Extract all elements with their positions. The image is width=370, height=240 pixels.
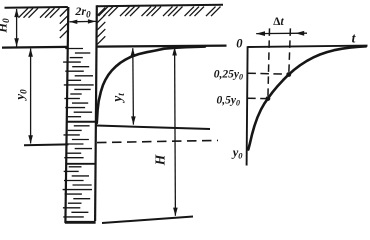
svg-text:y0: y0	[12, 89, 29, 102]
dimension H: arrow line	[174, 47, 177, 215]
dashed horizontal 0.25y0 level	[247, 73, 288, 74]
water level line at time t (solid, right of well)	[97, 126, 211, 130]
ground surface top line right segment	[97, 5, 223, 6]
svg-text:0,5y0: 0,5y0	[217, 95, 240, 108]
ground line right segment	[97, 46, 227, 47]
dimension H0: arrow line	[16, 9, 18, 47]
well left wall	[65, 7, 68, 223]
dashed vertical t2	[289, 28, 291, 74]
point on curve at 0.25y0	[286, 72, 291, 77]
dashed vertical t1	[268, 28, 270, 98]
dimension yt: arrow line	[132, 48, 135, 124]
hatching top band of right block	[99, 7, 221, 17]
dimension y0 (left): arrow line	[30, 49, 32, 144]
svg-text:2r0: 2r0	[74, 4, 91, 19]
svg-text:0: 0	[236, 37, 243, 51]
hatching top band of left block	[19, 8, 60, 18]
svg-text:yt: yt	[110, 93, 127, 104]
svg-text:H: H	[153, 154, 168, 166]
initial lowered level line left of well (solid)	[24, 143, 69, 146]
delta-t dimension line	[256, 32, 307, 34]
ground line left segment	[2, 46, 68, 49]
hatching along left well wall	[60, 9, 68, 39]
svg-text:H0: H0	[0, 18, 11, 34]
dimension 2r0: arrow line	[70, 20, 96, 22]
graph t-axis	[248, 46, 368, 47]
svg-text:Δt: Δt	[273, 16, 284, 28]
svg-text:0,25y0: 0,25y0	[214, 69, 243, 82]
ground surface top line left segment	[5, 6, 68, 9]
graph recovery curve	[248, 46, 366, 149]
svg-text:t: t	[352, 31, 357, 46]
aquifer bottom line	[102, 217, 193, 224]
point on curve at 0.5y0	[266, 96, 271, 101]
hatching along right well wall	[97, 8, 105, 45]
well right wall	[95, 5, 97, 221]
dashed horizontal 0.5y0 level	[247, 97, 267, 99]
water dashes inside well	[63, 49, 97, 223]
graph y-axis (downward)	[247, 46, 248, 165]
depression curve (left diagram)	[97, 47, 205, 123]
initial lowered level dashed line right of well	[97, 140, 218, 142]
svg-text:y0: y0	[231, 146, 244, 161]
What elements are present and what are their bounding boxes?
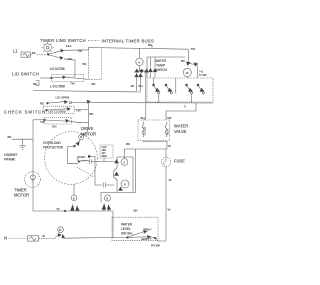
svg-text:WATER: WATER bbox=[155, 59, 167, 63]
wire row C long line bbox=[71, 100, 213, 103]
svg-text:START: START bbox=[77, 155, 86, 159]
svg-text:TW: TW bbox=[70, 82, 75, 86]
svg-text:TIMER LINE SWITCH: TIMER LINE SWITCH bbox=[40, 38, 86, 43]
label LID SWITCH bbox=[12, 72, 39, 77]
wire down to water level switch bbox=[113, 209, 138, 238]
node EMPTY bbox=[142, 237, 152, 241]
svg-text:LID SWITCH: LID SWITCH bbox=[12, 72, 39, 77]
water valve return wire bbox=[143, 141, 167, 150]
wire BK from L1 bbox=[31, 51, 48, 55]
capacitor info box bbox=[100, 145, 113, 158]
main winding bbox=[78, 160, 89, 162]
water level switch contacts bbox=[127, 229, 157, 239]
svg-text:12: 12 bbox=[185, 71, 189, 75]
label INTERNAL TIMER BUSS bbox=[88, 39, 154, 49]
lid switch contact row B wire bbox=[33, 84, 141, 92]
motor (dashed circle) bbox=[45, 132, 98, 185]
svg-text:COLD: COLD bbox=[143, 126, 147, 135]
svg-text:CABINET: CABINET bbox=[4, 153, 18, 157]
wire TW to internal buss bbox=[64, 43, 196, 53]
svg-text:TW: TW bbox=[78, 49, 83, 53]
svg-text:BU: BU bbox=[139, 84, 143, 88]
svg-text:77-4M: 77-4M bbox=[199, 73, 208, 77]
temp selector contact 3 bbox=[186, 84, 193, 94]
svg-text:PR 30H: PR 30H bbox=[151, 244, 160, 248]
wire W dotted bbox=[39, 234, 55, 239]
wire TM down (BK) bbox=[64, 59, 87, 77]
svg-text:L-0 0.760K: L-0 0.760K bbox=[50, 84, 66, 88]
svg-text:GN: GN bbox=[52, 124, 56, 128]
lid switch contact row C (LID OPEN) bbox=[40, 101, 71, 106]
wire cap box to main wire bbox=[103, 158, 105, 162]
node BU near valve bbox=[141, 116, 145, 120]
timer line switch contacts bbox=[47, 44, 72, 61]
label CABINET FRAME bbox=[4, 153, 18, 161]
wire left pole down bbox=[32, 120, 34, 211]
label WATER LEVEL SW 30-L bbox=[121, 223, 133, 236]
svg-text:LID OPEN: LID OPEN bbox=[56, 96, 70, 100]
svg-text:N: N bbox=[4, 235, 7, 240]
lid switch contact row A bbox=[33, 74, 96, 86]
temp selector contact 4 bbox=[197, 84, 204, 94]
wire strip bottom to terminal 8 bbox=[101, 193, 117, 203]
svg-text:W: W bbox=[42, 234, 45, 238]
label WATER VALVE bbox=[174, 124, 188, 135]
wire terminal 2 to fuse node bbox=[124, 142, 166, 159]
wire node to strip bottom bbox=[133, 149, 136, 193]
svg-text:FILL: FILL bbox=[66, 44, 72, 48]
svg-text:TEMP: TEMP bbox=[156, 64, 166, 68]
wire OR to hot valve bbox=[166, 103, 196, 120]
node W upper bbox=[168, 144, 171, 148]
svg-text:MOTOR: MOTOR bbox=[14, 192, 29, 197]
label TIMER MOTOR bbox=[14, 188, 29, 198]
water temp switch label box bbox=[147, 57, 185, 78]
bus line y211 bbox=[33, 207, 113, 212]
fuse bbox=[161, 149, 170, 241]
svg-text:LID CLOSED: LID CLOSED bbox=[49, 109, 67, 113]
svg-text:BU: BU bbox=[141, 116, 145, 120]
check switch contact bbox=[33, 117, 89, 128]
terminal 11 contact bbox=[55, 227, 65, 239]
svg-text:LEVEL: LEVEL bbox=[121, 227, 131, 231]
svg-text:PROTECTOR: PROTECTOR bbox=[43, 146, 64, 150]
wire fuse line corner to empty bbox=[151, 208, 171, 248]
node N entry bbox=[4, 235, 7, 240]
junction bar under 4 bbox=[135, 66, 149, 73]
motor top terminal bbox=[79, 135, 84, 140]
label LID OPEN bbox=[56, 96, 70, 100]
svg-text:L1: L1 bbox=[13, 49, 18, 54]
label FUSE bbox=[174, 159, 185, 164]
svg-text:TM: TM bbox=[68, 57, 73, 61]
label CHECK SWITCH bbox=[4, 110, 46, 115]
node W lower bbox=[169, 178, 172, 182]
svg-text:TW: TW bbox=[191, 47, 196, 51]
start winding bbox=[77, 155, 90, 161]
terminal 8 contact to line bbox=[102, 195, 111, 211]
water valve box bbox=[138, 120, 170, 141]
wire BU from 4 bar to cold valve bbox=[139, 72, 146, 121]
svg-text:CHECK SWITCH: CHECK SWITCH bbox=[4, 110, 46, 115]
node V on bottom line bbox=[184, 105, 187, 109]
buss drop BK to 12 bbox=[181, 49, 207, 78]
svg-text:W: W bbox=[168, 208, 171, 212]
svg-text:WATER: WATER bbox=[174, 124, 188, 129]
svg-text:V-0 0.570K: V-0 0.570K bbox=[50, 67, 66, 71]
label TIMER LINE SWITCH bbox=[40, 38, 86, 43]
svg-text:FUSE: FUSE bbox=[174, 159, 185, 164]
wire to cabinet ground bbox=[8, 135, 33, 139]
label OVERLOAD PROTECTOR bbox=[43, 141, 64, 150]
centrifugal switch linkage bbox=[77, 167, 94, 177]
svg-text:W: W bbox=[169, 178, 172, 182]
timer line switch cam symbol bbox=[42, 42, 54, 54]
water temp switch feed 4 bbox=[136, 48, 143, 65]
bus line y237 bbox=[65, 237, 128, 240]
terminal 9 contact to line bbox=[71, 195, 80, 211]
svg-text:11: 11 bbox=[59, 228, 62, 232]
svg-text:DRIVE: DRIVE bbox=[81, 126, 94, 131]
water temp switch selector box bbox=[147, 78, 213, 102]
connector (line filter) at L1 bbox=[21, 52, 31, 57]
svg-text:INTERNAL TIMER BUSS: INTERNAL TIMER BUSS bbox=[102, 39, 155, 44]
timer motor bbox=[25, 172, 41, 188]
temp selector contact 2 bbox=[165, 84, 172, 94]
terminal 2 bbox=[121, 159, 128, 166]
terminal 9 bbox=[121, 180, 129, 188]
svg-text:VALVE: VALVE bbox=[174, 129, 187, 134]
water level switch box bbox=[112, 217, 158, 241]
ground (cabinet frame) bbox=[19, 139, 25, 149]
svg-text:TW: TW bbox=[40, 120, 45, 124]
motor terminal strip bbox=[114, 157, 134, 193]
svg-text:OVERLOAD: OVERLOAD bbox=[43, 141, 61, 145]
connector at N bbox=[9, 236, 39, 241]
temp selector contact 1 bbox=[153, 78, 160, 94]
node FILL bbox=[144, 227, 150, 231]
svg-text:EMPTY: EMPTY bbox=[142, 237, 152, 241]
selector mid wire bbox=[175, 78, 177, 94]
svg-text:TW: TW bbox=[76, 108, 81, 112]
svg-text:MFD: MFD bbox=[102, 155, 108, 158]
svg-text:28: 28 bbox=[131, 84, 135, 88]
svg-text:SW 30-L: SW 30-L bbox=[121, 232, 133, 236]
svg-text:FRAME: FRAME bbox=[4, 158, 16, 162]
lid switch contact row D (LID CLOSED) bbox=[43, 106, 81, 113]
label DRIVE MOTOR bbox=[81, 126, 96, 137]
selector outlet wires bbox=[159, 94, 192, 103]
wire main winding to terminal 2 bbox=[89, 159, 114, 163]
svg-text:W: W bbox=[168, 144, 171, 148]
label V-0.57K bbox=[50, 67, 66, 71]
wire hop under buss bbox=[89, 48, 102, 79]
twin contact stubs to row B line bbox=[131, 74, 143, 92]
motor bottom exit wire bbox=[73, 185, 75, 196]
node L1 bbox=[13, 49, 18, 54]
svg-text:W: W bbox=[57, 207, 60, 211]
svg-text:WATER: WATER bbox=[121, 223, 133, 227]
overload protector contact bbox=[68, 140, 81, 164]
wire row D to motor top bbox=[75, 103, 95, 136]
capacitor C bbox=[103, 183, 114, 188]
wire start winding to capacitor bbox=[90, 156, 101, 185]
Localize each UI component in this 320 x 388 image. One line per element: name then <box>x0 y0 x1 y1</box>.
####
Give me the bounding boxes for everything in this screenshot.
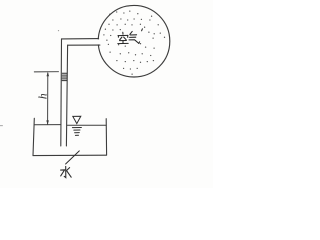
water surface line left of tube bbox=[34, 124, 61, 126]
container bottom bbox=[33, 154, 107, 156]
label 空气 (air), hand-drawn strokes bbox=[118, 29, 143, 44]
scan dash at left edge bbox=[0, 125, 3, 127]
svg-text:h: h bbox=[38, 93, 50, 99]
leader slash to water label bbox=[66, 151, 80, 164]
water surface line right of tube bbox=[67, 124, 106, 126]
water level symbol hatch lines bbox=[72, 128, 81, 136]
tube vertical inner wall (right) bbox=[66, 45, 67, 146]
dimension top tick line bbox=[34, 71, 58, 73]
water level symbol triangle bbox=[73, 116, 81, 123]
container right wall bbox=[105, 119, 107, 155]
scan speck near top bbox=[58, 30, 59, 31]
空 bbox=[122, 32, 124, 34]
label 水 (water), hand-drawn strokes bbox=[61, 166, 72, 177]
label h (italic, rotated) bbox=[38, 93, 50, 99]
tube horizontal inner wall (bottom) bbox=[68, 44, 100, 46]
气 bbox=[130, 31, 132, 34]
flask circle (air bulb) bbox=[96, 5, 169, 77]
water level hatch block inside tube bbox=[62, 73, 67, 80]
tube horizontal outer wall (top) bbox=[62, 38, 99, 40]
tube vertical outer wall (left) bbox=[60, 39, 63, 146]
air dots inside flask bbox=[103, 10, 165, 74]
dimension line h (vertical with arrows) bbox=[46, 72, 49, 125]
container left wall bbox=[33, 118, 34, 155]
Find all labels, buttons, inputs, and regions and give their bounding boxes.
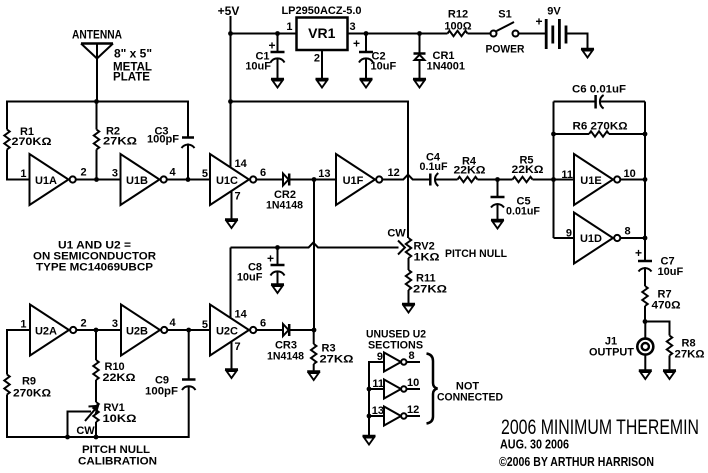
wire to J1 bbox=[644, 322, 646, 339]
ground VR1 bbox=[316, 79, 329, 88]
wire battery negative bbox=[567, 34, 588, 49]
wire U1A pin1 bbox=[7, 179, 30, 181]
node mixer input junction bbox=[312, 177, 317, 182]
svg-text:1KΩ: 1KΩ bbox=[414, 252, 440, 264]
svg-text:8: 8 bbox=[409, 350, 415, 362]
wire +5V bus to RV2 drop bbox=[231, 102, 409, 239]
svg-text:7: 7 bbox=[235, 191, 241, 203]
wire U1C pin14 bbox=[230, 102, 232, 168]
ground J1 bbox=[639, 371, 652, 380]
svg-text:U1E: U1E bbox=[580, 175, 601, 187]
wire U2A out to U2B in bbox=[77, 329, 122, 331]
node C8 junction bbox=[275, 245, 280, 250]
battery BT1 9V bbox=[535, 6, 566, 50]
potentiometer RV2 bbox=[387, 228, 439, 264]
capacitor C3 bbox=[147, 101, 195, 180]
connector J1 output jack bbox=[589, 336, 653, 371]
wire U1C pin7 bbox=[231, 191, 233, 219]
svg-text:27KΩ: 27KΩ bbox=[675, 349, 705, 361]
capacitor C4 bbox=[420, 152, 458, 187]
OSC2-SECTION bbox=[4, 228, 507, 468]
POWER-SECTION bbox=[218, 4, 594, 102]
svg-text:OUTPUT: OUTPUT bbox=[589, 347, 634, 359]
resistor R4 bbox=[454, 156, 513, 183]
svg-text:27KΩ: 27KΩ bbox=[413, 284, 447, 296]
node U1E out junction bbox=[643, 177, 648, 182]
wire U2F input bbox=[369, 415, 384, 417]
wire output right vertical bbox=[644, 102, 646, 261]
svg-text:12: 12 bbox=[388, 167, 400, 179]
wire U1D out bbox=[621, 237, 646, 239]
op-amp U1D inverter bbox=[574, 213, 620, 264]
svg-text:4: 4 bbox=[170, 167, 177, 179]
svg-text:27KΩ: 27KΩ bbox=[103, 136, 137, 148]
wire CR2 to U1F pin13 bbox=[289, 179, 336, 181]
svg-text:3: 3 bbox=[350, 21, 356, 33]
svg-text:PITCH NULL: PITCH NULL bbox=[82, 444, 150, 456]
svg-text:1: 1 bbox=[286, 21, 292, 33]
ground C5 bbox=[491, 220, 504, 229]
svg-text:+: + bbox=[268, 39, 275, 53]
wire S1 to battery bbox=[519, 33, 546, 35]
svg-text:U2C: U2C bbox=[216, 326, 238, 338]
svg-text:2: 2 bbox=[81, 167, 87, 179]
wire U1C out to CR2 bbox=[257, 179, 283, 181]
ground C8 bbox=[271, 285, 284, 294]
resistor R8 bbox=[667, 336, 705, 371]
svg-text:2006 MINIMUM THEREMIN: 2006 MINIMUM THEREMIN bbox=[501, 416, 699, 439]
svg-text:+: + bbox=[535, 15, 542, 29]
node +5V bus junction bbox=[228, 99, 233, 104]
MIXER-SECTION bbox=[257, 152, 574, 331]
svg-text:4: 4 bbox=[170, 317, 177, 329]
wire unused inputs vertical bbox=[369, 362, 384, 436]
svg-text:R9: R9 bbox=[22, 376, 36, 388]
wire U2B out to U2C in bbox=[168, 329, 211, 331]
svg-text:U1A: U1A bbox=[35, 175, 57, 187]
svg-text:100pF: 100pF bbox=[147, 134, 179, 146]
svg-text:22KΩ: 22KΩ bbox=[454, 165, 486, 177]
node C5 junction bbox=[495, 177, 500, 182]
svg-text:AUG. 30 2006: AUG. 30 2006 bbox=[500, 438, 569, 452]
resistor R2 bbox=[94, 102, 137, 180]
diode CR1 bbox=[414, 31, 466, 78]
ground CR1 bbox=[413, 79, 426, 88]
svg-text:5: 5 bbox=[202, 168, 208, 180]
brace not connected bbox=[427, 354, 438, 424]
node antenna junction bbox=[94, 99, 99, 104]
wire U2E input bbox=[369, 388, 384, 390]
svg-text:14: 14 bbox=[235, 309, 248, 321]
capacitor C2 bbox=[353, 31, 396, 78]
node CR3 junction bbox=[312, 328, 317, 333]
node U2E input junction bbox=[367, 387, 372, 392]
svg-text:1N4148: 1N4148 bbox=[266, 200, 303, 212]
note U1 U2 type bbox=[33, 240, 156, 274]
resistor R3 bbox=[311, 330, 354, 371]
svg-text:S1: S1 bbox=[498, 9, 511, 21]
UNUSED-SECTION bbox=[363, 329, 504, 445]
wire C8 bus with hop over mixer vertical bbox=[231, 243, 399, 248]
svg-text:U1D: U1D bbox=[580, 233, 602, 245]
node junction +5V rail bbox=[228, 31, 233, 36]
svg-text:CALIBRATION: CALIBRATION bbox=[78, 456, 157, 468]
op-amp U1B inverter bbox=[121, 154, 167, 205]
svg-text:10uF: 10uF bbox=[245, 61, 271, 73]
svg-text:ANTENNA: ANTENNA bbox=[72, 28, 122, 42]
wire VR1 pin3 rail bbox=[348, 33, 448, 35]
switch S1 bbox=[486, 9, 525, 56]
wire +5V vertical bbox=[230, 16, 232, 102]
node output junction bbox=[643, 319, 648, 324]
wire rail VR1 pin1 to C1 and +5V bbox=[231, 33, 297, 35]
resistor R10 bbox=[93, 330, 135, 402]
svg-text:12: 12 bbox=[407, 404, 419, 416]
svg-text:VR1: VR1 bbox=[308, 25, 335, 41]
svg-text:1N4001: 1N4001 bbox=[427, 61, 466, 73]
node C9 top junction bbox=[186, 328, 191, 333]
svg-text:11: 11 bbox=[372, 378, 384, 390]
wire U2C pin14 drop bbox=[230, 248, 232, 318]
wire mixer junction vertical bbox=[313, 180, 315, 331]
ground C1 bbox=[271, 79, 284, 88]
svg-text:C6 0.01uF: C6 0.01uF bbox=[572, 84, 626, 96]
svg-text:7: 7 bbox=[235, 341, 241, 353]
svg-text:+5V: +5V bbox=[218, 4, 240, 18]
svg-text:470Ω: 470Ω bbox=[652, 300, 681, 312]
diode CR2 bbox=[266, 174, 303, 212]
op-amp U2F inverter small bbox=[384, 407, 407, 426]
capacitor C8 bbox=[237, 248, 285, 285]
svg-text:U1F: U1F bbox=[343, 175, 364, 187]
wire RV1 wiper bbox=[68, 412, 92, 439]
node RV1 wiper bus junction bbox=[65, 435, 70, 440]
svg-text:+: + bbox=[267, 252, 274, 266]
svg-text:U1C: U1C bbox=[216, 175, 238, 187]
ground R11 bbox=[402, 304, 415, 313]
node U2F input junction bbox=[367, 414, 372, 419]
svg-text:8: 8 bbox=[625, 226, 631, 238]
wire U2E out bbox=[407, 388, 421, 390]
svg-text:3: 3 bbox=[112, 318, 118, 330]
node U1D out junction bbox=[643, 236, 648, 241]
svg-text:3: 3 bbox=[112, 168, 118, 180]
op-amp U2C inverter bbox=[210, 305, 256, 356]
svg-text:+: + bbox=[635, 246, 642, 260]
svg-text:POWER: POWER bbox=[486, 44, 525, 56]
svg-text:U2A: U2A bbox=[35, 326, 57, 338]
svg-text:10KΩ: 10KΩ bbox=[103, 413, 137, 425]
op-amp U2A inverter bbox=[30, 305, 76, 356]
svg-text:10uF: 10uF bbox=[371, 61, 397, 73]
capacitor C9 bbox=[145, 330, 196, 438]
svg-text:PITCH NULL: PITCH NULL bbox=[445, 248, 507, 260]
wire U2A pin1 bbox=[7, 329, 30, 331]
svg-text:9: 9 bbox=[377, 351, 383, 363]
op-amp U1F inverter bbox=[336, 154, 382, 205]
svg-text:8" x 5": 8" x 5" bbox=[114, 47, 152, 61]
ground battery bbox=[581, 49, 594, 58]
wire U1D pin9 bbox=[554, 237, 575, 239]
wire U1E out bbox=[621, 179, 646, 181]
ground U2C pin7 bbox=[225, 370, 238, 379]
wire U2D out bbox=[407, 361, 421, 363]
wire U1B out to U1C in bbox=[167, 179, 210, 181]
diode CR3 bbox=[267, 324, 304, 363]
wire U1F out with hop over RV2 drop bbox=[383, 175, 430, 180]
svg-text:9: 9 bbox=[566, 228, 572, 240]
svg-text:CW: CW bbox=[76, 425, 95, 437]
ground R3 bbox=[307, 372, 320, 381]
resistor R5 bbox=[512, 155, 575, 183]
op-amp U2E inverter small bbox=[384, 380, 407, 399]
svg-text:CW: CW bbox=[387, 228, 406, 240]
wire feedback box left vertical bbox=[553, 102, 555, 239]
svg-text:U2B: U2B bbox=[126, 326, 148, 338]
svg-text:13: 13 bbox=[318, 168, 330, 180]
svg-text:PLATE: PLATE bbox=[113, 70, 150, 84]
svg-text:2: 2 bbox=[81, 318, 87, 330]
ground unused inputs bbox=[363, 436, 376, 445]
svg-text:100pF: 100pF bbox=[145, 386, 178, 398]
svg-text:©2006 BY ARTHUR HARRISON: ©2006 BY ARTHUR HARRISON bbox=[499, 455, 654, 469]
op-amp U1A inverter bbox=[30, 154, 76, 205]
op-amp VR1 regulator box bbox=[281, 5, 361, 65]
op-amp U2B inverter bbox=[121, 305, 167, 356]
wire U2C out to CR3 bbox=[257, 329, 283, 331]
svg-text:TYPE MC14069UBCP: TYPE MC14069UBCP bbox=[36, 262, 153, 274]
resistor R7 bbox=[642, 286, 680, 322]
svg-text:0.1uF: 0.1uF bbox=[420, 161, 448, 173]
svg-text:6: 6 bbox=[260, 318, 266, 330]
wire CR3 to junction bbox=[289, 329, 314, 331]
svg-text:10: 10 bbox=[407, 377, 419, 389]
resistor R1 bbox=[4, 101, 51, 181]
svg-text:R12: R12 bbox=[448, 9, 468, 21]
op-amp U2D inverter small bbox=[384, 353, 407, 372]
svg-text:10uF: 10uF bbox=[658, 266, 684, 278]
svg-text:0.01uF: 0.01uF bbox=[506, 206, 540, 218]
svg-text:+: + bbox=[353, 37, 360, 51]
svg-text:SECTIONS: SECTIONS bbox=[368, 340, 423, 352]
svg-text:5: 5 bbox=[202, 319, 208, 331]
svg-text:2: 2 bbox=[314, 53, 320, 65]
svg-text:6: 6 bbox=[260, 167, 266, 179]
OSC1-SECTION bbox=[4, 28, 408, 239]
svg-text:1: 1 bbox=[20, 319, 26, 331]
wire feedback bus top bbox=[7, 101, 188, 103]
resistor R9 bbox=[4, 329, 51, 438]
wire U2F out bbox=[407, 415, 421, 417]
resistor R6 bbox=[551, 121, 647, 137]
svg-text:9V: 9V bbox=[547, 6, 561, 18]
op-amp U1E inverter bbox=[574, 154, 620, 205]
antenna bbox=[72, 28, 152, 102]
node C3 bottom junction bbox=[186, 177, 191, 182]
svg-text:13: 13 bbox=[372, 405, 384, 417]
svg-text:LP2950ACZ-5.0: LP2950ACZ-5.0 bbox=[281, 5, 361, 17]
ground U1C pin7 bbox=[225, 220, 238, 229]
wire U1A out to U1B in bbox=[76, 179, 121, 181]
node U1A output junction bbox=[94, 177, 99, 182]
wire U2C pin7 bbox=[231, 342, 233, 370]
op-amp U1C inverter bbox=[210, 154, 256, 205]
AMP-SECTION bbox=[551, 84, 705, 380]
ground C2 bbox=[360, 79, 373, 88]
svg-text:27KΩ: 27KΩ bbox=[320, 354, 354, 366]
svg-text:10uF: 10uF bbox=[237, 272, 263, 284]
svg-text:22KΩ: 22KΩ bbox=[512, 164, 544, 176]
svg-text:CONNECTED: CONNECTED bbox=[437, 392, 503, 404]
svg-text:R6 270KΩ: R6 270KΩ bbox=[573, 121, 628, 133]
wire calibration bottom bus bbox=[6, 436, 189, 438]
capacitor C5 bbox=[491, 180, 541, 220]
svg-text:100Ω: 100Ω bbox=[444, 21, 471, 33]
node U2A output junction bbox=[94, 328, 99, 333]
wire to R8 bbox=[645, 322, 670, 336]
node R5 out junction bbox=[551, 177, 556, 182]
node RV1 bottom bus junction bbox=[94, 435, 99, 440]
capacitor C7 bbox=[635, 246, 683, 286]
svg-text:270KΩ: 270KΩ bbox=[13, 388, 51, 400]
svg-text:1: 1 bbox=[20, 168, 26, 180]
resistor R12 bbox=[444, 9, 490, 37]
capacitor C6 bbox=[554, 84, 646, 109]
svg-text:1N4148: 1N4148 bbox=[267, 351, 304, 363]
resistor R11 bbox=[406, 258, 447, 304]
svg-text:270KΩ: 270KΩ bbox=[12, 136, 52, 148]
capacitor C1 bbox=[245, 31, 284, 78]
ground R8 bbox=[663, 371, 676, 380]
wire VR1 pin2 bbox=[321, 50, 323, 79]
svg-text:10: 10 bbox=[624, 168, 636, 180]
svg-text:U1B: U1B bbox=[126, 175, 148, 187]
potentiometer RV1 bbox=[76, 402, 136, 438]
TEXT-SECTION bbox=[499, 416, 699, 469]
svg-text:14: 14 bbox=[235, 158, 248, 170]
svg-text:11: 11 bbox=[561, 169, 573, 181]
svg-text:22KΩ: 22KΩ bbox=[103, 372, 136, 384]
####
Could you reproduce, unchanged, everything in the material from the line containing "water surface line left" down to the line containing "leader slash to", including both of those lines?

The reply:
water surface line left of tube bbox=[34, 124, 61, 126]
container bottom bbox=[33, 154, 107, 156]
label 空气 (air), hand-drawn strokes bbox=[118, 29, 143, 44]
scan dash at left edge bbox=[0, 125, 3, 127]
svg-text:h: h bbox=[38, 93, 50, 99]
leader slash to water label bbox=[66, 151, 80, 164]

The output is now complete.